# [EXERCISE AIM]
Count how many lines contain the word "средств". Respond with the number alone.

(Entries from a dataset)
--- start ---

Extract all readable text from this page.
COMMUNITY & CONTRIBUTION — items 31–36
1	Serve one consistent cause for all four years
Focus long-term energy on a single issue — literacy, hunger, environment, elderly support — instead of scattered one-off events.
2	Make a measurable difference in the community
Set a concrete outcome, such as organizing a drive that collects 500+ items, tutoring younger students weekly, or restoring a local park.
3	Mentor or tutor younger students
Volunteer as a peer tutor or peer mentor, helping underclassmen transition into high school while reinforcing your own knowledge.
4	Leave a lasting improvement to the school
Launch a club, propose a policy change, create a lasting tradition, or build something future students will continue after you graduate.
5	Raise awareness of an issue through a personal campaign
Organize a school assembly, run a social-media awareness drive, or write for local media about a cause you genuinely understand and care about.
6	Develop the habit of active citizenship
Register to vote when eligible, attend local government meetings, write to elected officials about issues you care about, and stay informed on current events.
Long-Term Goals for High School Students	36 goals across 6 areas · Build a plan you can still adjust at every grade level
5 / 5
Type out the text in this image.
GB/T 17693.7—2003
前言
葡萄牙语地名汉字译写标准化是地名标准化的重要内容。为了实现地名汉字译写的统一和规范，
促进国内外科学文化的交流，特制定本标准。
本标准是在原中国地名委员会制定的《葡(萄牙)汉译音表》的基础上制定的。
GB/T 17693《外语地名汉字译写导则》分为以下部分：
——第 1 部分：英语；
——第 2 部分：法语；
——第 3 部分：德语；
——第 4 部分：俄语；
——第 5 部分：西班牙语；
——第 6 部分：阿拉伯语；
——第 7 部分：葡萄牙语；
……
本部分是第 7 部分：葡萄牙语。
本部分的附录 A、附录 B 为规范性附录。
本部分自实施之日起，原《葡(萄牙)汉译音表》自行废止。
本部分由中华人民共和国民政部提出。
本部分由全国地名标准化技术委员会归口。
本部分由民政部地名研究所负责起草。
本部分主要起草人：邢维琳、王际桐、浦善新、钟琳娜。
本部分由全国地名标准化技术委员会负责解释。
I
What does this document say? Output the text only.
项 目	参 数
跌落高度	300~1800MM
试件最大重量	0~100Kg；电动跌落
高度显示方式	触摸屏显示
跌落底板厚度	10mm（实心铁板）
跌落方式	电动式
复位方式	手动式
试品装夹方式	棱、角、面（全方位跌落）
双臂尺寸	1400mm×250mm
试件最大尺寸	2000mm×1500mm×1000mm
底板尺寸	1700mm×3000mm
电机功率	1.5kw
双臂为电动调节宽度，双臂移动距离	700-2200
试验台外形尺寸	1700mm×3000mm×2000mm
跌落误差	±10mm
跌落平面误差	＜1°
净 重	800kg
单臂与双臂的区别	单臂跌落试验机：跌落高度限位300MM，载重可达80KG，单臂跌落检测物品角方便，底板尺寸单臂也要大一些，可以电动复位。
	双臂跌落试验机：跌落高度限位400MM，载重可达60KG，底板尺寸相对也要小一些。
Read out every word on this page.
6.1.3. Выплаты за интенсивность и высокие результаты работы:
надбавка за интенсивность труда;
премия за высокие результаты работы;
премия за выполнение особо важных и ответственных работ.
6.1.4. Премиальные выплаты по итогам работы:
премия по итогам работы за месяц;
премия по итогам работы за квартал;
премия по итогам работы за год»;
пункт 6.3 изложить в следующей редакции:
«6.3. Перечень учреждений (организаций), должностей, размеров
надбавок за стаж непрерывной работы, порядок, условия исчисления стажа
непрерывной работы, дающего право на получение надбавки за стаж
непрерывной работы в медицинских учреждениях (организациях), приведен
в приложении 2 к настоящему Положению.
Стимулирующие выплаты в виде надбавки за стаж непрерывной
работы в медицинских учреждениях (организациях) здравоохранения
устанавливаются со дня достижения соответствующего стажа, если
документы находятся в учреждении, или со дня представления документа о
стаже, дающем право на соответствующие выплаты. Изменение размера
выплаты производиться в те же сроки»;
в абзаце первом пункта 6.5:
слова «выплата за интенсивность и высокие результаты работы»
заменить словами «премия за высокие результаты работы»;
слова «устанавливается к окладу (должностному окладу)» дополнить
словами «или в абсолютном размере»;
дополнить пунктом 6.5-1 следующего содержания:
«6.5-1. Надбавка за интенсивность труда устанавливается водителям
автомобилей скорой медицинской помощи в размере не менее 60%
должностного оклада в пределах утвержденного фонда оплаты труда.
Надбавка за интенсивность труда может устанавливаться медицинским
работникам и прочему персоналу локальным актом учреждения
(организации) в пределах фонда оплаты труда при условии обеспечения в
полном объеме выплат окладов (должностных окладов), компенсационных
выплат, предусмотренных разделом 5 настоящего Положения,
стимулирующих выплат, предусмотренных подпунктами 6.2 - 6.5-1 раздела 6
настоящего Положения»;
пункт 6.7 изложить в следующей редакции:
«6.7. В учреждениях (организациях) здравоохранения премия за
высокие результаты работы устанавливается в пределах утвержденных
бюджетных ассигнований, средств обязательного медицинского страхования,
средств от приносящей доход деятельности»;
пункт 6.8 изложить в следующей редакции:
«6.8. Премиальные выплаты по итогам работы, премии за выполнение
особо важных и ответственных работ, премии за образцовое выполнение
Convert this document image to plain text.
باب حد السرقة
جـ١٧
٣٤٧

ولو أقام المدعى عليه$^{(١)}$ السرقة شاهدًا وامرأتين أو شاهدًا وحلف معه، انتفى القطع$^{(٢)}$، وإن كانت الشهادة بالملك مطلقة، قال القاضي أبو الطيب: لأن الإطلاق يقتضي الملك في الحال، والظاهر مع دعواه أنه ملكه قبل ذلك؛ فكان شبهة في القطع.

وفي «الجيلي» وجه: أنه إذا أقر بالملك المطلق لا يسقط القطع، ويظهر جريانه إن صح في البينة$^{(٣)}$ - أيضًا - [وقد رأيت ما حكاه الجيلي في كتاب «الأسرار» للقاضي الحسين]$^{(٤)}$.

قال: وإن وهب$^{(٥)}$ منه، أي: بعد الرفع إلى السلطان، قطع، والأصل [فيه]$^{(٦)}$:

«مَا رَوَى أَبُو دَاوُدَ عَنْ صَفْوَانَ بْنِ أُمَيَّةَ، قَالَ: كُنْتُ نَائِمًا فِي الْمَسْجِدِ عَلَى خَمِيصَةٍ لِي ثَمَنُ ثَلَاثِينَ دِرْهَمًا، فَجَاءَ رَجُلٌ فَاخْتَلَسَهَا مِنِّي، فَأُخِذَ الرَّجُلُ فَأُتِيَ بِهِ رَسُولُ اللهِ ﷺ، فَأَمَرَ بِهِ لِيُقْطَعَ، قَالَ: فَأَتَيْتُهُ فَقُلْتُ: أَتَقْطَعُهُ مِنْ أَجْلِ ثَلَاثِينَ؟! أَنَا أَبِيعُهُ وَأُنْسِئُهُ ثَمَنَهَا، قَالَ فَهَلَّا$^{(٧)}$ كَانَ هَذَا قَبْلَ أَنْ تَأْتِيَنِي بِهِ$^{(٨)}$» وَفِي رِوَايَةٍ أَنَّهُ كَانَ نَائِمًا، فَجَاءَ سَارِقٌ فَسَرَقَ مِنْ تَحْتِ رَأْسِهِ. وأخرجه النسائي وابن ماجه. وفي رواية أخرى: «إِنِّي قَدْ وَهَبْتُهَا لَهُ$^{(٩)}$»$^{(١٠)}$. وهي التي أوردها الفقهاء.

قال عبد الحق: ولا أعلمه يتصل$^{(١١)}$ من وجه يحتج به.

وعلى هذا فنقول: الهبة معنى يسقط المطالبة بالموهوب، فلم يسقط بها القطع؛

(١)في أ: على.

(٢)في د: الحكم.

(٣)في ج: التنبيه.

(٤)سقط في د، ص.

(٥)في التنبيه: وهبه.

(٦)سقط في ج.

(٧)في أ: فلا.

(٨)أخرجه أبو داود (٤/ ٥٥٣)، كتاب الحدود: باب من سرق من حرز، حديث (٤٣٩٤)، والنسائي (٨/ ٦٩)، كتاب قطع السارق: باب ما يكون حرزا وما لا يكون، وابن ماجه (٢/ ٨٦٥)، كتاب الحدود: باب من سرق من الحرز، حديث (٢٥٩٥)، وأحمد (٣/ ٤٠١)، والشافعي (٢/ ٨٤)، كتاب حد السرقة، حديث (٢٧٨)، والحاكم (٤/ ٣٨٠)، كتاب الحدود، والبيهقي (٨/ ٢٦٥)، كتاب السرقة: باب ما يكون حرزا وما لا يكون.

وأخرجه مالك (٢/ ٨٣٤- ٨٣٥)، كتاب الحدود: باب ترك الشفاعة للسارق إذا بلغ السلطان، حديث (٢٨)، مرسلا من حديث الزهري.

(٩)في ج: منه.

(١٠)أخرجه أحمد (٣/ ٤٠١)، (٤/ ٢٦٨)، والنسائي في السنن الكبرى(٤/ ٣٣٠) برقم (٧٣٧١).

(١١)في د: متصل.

--- end ---

# [ANSWER TO THE EXERCISE]
2